(Stored records)
****

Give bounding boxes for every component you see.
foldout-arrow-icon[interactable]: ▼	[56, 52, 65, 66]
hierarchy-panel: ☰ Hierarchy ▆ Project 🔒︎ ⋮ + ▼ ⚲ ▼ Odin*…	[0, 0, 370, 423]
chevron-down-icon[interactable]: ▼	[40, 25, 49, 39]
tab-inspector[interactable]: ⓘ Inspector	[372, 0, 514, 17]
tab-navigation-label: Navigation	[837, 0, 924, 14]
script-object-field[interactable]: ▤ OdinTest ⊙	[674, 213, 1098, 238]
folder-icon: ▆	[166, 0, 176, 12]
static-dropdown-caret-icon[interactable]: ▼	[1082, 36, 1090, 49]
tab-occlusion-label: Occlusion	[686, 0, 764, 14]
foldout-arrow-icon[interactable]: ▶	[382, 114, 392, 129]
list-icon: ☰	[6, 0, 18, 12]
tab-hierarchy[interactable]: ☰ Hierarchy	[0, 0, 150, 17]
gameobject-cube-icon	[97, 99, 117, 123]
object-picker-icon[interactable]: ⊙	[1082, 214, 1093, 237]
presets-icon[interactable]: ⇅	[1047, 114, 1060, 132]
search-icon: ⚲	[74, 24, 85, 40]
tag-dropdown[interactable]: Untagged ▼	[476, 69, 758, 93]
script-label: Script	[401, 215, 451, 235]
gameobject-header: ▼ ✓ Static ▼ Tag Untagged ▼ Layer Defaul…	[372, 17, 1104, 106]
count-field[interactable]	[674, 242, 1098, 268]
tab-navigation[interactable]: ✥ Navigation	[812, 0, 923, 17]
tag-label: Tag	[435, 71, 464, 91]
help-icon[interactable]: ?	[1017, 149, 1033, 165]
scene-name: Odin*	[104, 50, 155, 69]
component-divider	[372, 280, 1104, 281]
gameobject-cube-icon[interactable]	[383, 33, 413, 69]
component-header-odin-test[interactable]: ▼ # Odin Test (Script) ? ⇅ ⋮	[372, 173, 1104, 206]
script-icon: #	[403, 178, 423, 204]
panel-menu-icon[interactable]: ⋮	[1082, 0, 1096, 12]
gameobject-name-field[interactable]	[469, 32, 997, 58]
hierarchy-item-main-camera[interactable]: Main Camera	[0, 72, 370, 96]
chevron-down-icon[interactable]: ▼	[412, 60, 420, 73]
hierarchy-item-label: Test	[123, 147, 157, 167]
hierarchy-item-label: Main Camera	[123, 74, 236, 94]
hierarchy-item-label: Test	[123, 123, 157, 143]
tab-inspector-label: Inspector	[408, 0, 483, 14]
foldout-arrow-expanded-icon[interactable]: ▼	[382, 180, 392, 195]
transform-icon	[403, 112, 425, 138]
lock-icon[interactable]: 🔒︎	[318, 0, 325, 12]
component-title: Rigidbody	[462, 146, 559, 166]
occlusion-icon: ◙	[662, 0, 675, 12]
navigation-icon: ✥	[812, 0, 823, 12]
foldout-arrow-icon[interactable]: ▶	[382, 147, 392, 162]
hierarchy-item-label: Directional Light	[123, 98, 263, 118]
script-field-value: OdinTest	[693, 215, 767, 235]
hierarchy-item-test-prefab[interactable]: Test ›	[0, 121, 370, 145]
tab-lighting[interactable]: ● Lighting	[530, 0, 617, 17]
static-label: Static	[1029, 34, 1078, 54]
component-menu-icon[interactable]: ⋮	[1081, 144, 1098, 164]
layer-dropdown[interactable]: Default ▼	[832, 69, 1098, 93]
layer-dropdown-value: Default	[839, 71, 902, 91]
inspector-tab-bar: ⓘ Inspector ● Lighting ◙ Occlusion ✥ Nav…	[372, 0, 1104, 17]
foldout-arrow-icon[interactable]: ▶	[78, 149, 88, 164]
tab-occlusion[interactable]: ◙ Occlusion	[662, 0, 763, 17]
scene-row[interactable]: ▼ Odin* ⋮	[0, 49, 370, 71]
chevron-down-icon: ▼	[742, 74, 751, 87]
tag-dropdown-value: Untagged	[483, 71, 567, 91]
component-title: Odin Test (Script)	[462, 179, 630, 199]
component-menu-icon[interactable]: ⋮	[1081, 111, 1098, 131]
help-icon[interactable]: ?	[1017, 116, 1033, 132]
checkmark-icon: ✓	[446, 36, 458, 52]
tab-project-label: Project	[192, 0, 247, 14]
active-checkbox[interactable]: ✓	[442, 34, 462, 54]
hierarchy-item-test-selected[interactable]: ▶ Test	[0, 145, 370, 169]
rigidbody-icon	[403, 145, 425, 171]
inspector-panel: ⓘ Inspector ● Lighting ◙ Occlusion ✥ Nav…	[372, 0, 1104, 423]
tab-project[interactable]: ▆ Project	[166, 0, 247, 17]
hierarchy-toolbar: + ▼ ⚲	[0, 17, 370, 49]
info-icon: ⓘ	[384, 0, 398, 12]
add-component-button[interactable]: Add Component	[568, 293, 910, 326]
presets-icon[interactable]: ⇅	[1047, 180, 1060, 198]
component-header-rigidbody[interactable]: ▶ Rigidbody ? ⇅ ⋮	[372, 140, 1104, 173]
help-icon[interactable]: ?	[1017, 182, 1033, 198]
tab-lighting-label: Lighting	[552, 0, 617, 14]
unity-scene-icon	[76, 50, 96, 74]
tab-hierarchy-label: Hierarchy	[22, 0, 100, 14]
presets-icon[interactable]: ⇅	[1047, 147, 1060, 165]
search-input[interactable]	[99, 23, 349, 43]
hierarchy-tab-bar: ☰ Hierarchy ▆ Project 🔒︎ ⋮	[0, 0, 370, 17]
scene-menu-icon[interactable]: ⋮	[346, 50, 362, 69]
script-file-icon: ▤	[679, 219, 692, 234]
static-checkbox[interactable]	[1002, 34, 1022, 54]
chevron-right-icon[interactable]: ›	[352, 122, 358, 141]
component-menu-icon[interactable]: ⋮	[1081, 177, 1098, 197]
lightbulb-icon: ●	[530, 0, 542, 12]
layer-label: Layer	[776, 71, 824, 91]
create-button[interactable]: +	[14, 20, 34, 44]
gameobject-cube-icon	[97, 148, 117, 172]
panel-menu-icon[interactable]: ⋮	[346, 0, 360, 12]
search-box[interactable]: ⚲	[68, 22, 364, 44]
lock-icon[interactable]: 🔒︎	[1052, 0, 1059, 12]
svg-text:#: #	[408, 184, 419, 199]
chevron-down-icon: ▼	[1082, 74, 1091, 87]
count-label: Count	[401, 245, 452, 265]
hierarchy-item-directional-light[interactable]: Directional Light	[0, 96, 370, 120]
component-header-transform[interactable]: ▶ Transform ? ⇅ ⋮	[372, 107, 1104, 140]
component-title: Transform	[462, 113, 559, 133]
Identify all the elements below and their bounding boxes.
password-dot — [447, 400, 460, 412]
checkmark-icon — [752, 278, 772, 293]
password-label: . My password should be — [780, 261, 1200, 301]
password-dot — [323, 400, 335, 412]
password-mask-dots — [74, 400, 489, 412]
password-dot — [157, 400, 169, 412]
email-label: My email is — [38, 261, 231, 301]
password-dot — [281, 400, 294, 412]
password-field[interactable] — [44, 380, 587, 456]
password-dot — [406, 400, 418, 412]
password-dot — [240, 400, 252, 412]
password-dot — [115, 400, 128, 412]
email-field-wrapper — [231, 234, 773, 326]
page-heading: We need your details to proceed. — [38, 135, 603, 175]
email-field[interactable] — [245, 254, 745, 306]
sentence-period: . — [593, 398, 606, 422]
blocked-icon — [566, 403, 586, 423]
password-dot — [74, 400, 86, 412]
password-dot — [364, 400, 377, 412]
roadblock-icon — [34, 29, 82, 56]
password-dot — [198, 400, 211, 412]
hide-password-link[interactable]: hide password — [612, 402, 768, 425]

****

Directions for this task —
Render each nonblank line of the stored records above as a row in a Markdown table with the columns Nr and Entry, where Nr is the row number and Entry is the line.

Result for this task —
| Nr | Entry |
|---|---|
| 1 | Give bounding boxes for every component you see. |
| 2 | foldout-arrow-icon[interactable]: ▼	[56, 52, 65, 66] |
| 3 | hierarchy-panel: ☰ Hierarchy ▆ Project 🔒︎ ⋮ + ▼ ⚲ ▼ Odin*…	[0, 0, 370, 423] |
| 4 | chevron-down-icon[interactable]: ▼	[40, 25, 49, 39] |
| 5 | tab-inspector[interactable]: ⓘ Inspector	[372, 0, 514, 17] |
| 6 | tab-navigation-label: Navigation	[837, 0, 924, 14] |
| 7 | script-object-field[interactable]: ▤ OdinTest ⊙	[674, 213, 1098, 238] |
| 8 | folder-icon: ▆	[166, 0, 176, 12] |
| 9 | static-dropdown-caret-icon[interactable]: ▼	[1082, 36, 1090, 49] |
| 10 | tab-occlusion-label: Occlusion	[686, 0, 764, 14] |
| 11 | foldout-arrow-icon[interactable]: ▶	[382, 114, 392, 129] |
| 12 | list-icon: ☰	[6, 0, 18, 12] |
| 13 | tab-hierarchy[interactable]: ☰ Hierarchy	[0, 0, 150, 17] |
| 14 | gameobject-cube-icon	[97, 99, 117, 123] |
| 15 | object-picker-icon[interactable]: ⊙	[1082, 214, 1093, 237] |
| 16 | presets-icon[interactable]: ⇅	[1047, 114, 1060, 132] |
| 17 | search-icon: ⚲	[74, 24, 85, 40] |
| 18 | tag-dropdown[interactable]: Untagged ▼	[476, 69, 758, 93] |
| 19 | script-label: Script	[401, 215, 451, 235] |
| 20 | gameobject-header: ▼ ✓ Static ▼ Tag Untagged ▼ Layer Defaul…	[372, 17, 1104, 106] |
| 21 | count-field[interactable]	[674, 242, 1098, 268] |
| 22 | tab-navigation[interactable]: ✥ Navigation	[812, 0, 923, 17] |
| 23 | tag-label: Tag	[435, 71, 464, 91] |
| 24 | help-icon[interactable]: ?	[1017, 149, 1033, 165] |
| 25 | scene-name: Odin*	[104, 50, 155, 69] |
| 26 | component-divider	[372, 280, 1104, 281] |
| 27 | gameobject-cube-icon[interactable]	[383, 33, 413, 69] |
| 28 | component-header-odin-test[interactable]: ▼ # Odin Test (Script) ? ⇅ ⋮	[372, 173, 1104, 206] |
| 29 | script-icon: #	[403, 178, 423, 204] |
| 30 | panel-menu-icon[interactable]: ⋮	[1082, 0, 1096, 12] |
| 31 | gameobject-name-field[interactable]	[469, 32, 997, 58] |
| 32 | hierarchy-item-main-camera[interactable]: Main Camera	[0, 72, 370, 96] |
| 33 | chevron-down-icon[interactable]: ▼	[412, 60, 420, 73] |
| 34 | hierarchy-item-label: Test	[123, 147, 157, 167] |
| 35 | hierarchy-item-label: Main Camera	[123, 74, 236, 94] |
| 36 | hierarchy-item-label: Test	[123, 123, 157, 143] |
| 37 | tab-inspector-label: Inspector	[408, 0, 483, 14] |
| 38 | foldout-arrow-expanded-icon[interactable]: ▼	[382, 180, 392, 195] |
| 39 | transform-icon	[403, 112, 425, 138] |
| 40 | lock-icon[interactable]: 🔒︎	[318, 0, 325, 12] |
| 41 | component-title: Rigidbody	[462, 146, 559, 166] |
| 42 | occlusion-icon: ◙	[662, 0, 675, 12] |
| 43 | navigation-icon: ✥	[812, 0, 823, 12] |
| 44 | foldout-arrow-icon[interactable]: ▶	[382, 147, 392, 162] |
| 45 | hierarchy-item-label: Directional Light	[123, 98, 263, 118] |
| 46 | script-field-value: OdinTest	[693, 215, 767, 235] |
| 47 | hierarchy-item-test-prefab[interactable]: Test ›	[0, 121, 370, 145] |
| 48 | tab-lighting[interactable]: ● Lighting	[530, 0, 617, 17] |
| 49 | static-label: Static	[1029, 34, 1078, 54] |
| 50 | component-menu-icon[interactable]: ⋮	[1081, 144, 1098, 164] |
| 51 | layer-dropdown[interactable]: Default ▼	[832, 69, 1098, 93] |
| 52 | layer-dropdown-value: Default	[839, 71, 902, 91] |
| 53 | inspector-tab-bar: ⓘ Inspector ● Lighting ◙ Occlusion ✥ Nav…	[372, 0, 1104, 17] |
| 54 | foldout-arrow-icon[interactable]: ▶	[78, 149, 88, 164] |
| 55 | tab-occlusion[interactable]: ◙ Occlusion	[662, 0, 763, 17] |
| 56 | scene-row[interactable]: ▼ Odin* ⋮	[0, 49, 370, 71] |
| 57 | chevron-down-icon: ▼	[742, 74, 751, 87] |
| 58 | tag-dropdown-value: Untagged	[483, 71, 567, 91] |
| 59 | component-title: Odin Test (Script)	[462, 179, 630, 199] |
| 60 | component-menu-icon[interactable]: ⋮	[1081, 111, 1098, 131] |
| 61 | help-icon[interactable]: ?	[1017, 116, 1033, 132] |
| 62 | checkmark-icon: ✓	[446, 36, 458, 52] |
| 63 | tab-project-label: Project	[192, 0, 247, 14] |
| 64 | active-checkbox[interactable]: ✓	[442, 34, 462, 54] |
| 65 | hierarchy-item-test-selected[interactable]: ▶ Test	[0, 145, 370, 169] |
| 66 | rigidbody-icon	[403, 145, 425, 171] |
| 67 | inspector-panel: ⓘ Inspector ● Lighting ◙ Occlusion ✥ Nav…	[372, 0, 1104, 423] |
| 68 | tab-project[interactable]: ▆ Project	[166, 0, 247, 17] |
| 69 | hierarchy-toolbar: + ▼ ⚲	[0, 17, 370, 49] |
| 70 | info-icon: ⓘ	[384, 0, 398, 12] |
| 71 | add-component-button[interactable]: Add Component	[568, 293, 910, 326] |
| 72 | presets-icon[interactable]: ⇅	[1047, 180, 1060, 198] |
| 73 | component-header-rigidbody[interactable]: ▶ Rigidbody ? ⇅ ⋮	[372, 140, 1104, 173] |
| 74 | help-icon[interactable]: ?	[1017, 182, 1033, 198] |
| 75 | tab-lighting-label: Lighting	[552, 0, 617, 14] |
| 76 | unity-scene-icon	[76, 50, 96, 74] |
| 77 | tab-hierarchy-label: Hierarchy	[22, 0, 100, 14] |
| 78 | presets-icon[interactable]: ⇅	[1047, 147, 1060, 165] |
| 79 | search-input[interactable]	[99, 23, 349, 43] |
| 80 | hierarchy-tab-bar: ☰ Hierarchy ▆ Project 🔒︎ ⋮	[0, 0, 370, 17] |
| 81 | scene-menu-icon[interactable]: ⋮	[346, 50, 362, 69] |
| 82 | script-file-icon: ▤	[679, 219, 692, 234] |
| 83 | static-checkbox[interactable]	[1002, 34, 1022, 54] |
| 84 | chevron-right-icon[interactable]: ›	[352, 122, 358, 141] |
| 85 | component-menu-icon[interactable]: ⋮	[1081, 177, 1098, 197] |
| 86 | lightbulb-icon: ●	[530, 0, 542, 12] |
| 87 | layer-label: Layer	[776, 71, 824, 91] |
| 88 | create-button[interactable]: +	[14, 20, 34, 44] |
| 89 | gameobject-cube-icon	[97, 148, 117, 172] |
| 90 | panel-menu-icon[interactable]: ⋮	[346, 0, 360, 12] |
| 91 | search-box[interactable]: ⚲	[68, 22, 364, 44] |
| 92 | lock-icon[interactable]: 🔒︎	[1052, 0, 1059, 12] |
| 93 | svg-text:#: #	[408, 184, 419, 199] |
| 94 | chevron-down-icon: ▼	[1082, 74, 1091, 87] |
| 95 | count-label: Count	[401, 245, 452, 265] |
| 96 | hierarchy-item-directional-light[interactable]: Directional Light	[0, 96, 370, 120] |
| 97 | component-header-transform[interactable]: ▶ Transform ? ⇅ ⋮	[372, 107, 1104, 140] |
| 98 | component-title: Transform	[462, 113, 559, 133] |
| 99 | Identify all the elements below and their bounding boxes. |
| 100 | password-dot — [447, 400, 460, 412] |
| 101 | checkmark-icon — [752, 278, 772, 293] |
| 102 | password-label: . My password should be — [780, 261, 1200, 301] |
| 103 | password-dot — [323, 400, 335, 412] |
| 104 | password-mask-dots — [74, 400, 489, 412] |
| 105 | password-dot — [157, 400, 169, 412] |
| 106 | email-label: My email is — [38, 261, 231, 301] |
| 107 | password-dot — [281, 400, 294, 412] |
| 108 | password-field[interactable] — [44, 380, 587, 456] |
| 109 | password-dot — [406, 400, 418, 412] |
| 110 | password-dot — [240, 400, 252, 412] |
| 111 | password-dot — [115, 400, 128, 412] |
| 112 | email-field-wrapper — [231, 234, 773, 326] |
| 113 | page-heading: We need your details to proceed. — [38, 135, 603, 175] |
| 114 | email-field[interactable] — [245, 254, 745, 306] |
| 115 | sentence-period: . — [593, 398, 606, 422] |
| 116 | blocked-icon — [566, 403, 586, 423] |
| 117 | password-dot — [74, 400, 86, 412] |
| 118 | password-dot — [364, 400, 377, 412] |
| 119 | roadblock-icon — [34, 29, 82, 56] |
| 120 | password-dot — [198, 400, 211, 412] |
| 121 | hide-password-link[interactable]: hide password — [612, 402, 768, 425] |